▶ **Task prompt**:
Identify each line holding the string "Ajouter" and copy it.
+ + + + +
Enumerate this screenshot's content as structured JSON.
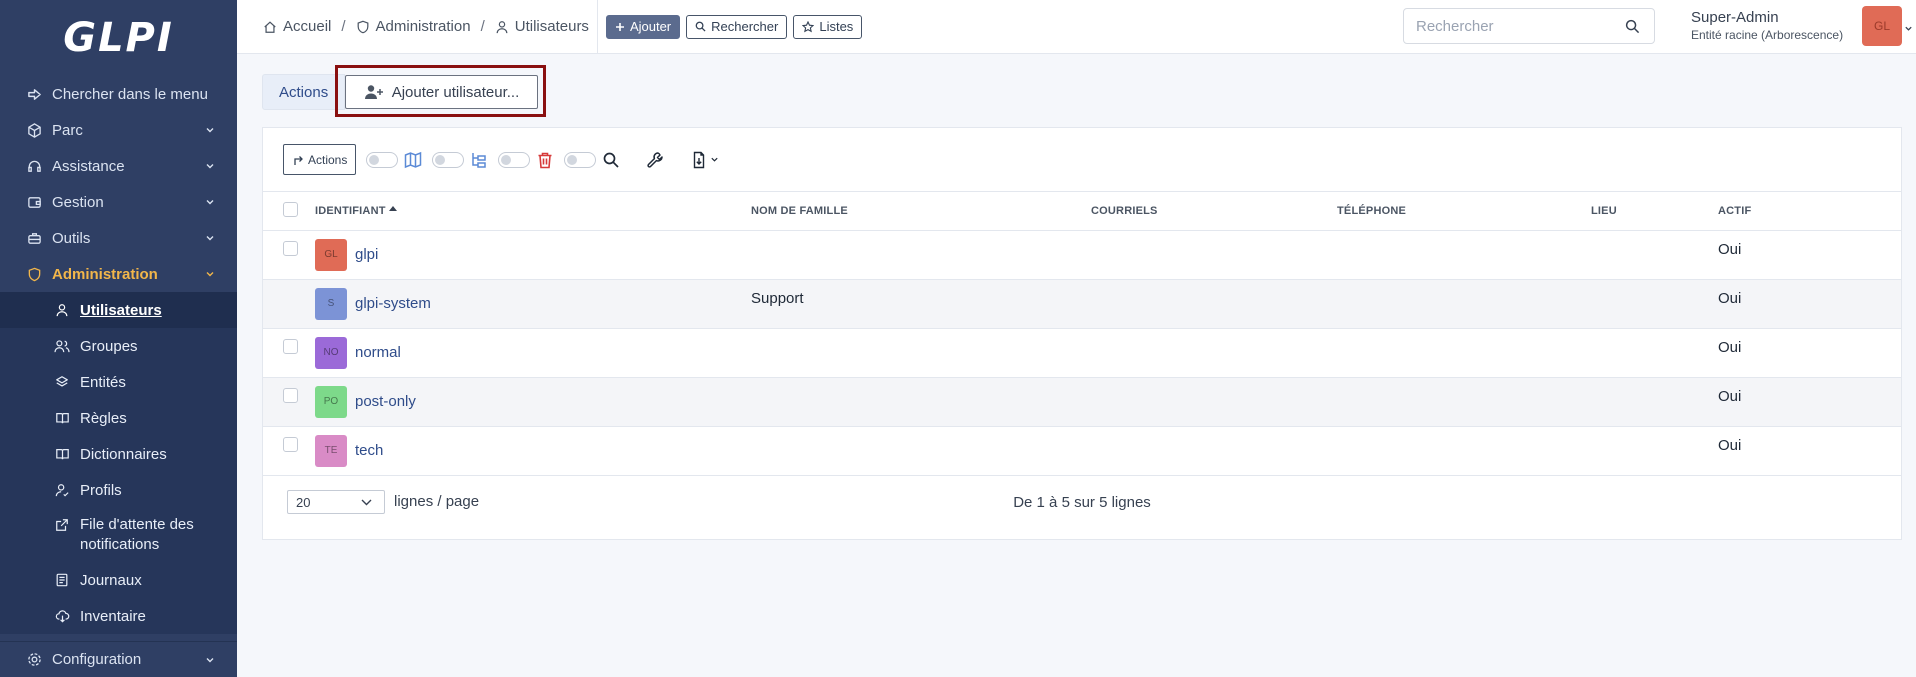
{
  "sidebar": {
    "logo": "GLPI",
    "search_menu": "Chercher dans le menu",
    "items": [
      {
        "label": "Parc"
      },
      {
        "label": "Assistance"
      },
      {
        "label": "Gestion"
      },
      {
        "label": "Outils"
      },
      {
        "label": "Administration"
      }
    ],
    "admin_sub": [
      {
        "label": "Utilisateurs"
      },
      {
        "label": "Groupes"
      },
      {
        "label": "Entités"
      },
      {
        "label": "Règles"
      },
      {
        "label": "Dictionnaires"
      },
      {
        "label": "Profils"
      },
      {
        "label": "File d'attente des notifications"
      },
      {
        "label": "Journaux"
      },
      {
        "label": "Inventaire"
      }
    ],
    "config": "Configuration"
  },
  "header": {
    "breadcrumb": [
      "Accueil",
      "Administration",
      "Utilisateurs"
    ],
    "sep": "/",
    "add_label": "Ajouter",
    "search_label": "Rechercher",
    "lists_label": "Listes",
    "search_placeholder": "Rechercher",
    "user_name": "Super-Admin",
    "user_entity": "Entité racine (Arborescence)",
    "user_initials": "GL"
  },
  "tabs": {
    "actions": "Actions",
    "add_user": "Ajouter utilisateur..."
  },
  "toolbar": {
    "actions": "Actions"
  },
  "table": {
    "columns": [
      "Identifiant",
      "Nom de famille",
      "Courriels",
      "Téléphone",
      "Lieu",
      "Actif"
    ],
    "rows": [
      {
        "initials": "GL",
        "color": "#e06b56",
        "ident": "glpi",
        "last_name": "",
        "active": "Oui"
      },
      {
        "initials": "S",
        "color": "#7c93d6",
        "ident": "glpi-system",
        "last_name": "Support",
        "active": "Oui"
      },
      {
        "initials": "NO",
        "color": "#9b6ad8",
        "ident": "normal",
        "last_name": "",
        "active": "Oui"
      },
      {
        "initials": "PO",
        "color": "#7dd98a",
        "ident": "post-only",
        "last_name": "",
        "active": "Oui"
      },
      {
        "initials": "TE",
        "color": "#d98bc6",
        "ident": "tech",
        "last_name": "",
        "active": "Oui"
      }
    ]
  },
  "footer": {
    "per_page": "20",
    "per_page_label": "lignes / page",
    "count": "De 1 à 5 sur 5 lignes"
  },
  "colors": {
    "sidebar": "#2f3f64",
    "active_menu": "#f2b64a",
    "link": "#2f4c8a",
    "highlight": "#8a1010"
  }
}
+ + + + +
▶ **Solution**:
    "add_label": "Ajouter",
    "add_user": "Ajouter utilisateur..."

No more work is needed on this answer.